• УСЛОВИЯ ЗАДАНИЙ:
- a) Перечислите фамилии всех людей, которые прямо названы во фрагменте о Степуне и Ильине.
- b) Продолжите фрагмент о Степуне и Ильине, начав сразу после его последнего предложения.

• ТЕКСТОВЫЙ ФРАГМЕНТ:
■ ■ ■ ■ ■
Степун сочувственно упоминает о статье одного из сотрудников Бердяева В. В. Зеньковского, который основную идею религиозного движения среди русской молодежи в эмиграции видит в том, чтобы «связать все формы с церковью, связать не внешне, а в самом существе», что применительно к проблемам политического порядка приводит к идее «освящения власти». Но Степуна беспокоит то, что руководители религиозного движения совсем не ставят вопроса о том, какою должна быть эта приемлемая для церкви власть и на каких конкретных политических путях эта власть может быть создана. «Христианская республика, — утверждает Степун, — конечно, еще меньше возможна, чем православная монархия...» (там же). Ильин в своем религиозно-философском исследовании этими конкретными политическими вопросами тоже не занимается (он разбирает их в других своих трудах), но его книга как раз и посвящена проблеме если не освящения власти, то духовного и религиозного обоснования функций и пределов власти и государства.
Степун отмечает, что он не нашел того синтеза между идеями представителей русской религиозно-философской мысли и русской левой общественности, к которому он сам стремился, не только в религиозно-философском лагере Бердяева и его журнала «Путь», но и в лагере левой русской общественности. «И сейчас, — пишет Степун, —в этих, вопросах царит какой-то глухой провинциализм: еще недавно я слышал от одного очень крупного и чуткого общественного деятеля левой формации, что статья 3. Н. Гиппиус («Совр. зап.», 28), направленная против книги И. А. Ильина о «Сопротивлении злу силой», в сущности, явление совершенно того же порядка, что и сама эта книга: «тоже религия, значит, тоже реакция» (442). Степун с таким мнением, конечно, не согласен, но его существование только подтверждает, что «синтез веры и свободы» (443) в среде левой русской общественности отсутствует так же, как и в лагере Бердяева и других сотрудников «Пути». Все это, однако, означает, что синтеза веры и свободы Степун искал не там, где нужно. Именно этот синтез — но с иной религиозно-волевой направленностью — и выдвигал Ильин в своих трудах.
■ ■ ■ ■ ■
• ПРЕДОСТАВЛЕННЫЕ ЗАПИСИ:
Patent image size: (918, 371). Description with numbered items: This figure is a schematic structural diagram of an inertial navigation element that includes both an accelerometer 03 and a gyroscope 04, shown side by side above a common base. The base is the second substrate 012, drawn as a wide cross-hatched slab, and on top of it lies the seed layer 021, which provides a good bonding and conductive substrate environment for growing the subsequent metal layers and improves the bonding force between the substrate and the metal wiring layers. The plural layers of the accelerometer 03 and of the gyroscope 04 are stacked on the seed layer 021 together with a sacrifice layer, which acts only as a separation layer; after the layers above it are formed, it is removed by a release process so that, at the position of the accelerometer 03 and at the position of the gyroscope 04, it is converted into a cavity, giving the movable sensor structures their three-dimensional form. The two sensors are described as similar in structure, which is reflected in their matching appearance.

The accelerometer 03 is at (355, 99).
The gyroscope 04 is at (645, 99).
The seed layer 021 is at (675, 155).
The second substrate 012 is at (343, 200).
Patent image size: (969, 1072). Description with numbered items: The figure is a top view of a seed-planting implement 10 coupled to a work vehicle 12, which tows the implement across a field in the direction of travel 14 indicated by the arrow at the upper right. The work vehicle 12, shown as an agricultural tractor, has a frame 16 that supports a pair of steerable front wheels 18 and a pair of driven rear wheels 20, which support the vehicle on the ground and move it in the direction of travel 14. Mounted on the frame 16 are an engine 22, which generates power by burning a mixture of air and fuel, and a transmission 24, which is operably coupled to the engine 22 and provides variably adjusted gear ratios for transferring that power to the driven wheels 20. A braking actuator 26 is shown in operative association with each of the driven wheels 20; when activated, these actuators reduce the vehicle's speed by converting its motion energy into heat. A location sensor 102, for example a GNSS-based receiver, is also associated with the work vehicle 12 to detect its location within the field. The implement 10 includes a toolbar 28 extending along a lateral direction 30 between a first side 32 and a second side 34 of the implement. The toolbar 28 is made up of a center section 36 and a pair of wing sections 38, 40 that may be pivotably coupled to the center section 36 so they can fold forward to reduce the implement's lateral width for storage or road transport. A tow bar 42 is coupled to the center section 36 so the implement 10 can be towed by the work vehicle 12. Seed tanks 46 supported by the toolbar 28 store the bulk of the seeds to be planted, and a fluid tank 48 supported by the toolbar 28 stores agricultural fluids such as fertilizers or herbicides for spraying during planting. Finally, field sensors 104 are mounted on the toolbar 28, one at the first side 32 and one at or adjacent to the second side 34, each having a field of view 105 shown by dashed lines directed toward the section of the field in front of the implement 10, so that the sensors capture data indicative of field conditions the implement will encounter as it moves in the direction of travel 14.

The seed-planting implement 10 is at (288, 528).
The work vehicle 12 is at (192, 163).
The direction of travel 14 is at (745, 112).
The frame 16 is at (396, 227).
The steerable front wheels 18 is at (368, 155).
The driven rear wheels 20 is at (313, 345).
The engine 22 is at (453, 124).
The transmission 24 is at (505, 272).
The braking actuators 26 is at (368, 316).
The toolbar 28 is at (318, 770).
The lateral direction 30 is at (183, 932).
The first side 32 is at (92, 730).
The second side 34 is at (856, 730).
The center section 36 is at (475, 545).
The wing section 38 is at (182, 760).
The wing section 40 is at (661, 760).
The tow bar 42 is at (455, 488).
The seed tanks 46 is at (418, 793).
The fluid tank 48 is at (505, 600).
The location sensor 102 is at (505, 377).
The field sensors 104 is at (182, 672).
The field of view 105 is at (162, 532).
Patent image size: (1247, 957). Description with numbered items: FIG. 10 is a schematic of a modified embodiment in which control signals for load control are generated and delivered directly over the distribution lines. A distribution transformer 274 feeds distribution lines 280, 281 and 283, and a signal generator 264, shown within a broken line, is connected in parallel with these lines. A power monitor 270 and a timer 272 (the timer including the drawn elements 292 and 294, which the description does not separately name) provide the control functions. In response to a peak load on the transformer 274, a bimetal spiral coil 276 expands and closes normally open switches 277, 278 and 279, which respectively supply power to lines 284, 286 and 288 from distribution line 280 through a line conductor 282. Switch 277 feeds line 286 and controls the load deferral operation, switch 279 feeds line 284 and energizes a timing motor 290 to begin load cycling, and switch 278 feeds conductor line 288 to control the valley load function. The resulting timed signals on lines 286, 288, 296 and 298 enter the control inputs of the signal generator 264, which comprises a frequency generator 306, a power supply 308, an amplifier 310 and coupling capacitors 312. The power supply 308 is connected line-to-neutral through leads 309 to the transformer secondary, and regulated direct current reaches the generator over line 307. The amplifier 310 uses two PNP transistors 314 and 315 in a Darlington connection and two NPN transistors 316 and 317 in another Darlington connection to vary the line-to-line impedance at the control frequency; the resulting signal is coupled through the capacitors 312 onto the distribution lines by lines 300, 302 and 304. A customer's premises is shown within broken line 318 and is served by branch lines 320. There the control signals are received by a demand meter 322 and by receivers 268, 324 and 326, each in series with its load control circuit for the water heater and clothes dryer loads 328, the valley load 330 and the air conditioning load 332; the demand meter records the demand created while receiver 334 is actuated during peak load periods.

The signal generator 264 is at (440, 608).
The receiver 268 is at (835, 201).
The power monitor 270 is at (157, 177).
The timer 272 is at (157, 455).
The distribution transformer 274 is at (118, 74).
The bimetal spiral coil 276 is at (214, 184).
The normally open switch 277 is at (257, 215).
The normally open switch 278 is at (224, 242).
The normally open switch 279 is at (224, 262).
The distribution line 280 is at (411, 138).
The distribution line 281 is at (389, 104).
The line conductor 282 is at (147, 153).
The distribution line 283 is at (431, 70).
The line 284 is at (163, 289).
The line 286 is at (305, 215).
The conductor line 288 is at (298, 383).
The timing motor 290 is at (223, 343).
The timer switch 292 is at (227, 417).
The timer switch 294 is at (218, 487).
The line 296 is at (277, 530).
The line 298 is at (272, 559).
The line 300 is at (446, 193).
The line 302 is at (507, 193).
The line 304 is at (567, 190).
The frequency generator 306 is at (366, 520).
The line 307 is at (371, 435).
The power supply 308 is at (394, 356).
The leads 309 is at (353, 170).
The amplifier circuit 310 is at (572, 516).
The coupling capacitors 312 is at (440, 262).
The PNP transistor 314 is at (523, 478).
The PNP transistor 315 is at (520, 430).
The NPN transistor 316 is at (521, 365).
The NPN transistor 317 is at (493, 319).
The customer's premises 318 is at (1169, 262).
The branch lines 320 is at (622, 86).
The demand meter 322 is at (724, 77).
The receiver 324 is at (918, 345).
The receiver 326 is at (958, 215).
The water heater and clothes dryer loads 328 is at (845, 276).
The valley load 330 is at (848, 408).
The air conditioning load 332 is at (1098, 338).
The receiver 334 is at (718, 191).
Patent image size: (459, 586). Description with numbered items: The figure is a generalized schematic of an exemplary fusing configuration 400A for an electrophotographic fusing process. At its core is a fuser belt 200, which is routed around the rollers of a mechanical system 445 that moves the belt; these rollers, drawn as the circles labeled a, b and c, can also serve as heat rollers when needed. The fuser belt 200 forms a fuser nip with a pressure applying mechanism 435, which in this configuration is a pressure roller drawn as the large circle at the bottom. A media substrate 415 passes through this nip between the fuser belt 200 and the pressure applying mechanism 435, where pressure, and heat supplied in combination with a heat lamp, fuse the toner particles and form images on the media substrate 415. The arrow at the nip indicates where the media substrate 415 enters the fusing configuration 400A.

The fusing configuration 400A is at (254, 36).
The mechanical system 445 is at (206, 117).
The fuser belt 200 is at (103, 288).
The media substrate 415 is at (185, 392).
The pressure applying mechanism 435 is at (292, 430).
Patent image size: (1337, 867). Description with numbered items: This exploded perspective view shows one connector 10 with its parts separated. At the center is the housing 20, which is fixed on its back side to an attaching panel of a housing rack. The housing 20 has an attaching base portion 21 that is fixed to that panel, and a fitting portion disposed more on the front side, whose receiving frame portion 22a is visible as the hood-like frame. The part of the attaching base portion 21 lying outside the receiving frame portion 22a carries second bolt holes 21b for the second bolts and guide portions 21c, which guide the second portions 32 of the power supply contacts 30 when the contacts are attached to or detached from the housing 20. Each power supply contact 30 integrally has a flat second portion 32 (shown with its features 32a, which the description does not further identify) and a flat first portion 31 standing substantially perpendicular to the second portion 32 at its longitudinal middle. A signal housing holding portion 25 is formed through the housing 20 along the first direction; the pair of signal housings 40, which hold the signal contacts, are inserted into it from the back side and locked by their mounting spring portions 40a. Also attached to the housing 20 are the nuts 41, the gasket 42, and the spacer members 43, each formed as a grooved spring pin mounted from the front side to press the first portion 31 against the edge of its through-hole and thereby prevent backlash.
■ ■ ■ ■ ■
• ОТВЕТЫ К ЗАДАНИЯМ:
- a) Степун, Бердяев, Зеньковский, Ильин, Гиппиус.

- b)
4) Из всего, что было написано оппонентами Ильина, наиболее значительной является, на мой взгляд, статья В. В. Зеньковского в «Современных записках». В ней тоже много недостатков. В ней есть мнимые расхождения с Ильиным, критика Ильина, которая на самом деле к нему не относится, пожелания, которые Ильиным в действительности уже были осуществлены в его книге. Враждебные по отношению к Ильину чувства облеклись у Зеньковского — в частности при защите христианского учения о любви — в отнюдь не любовную, не христианскую словесную форму. Зеньковский гораздо более снисходителен к Толстому, Герцену, Михайловскому и русским позитивистам, к прежней не церковной и даже не религиозной части русской интеллигенции вообще, чем к выразителю церковно-религиозных идей Ильину. Обвиняя Ильина в рационализировании христианского учения, Зеньковский сам иногда впадает в рационализирование. У него в таких случаях получается большею частью то, что Степун находил в свое время у Бердяева: «двойная итальянская бухгалтерия» в вопросах, действительно очень сложных и ответственных. Его анализ построен нередко по принципу, «с одной стороны, нельзя не признаться, а с другой — нельзя не сознаться», который едва ли может удовлетворить читателя, ищущего недвусмысленного ответа на вопрос, как ему быть в том или ином случае. Есть в статье Зеньковского и ряд других недостатков. Значительность ее, однако, в том, что Зеньковский исходил не из своих лишь собственных идей и мнений (как, например, Бердяев — человек и вообще, и в те годы в особенности, с неизмеримо большим именем), а из учения Православной Церкви, пусть и несколько по-своему понимаемого. Это был в принципе подход мироутверждающего христианства — христианства, приемлющего мир, историю, культуру, государство, войну, идею родины, идею христолюбивого воинства, даже идею Белого движения, боровшегося против большевизма-коммунизма.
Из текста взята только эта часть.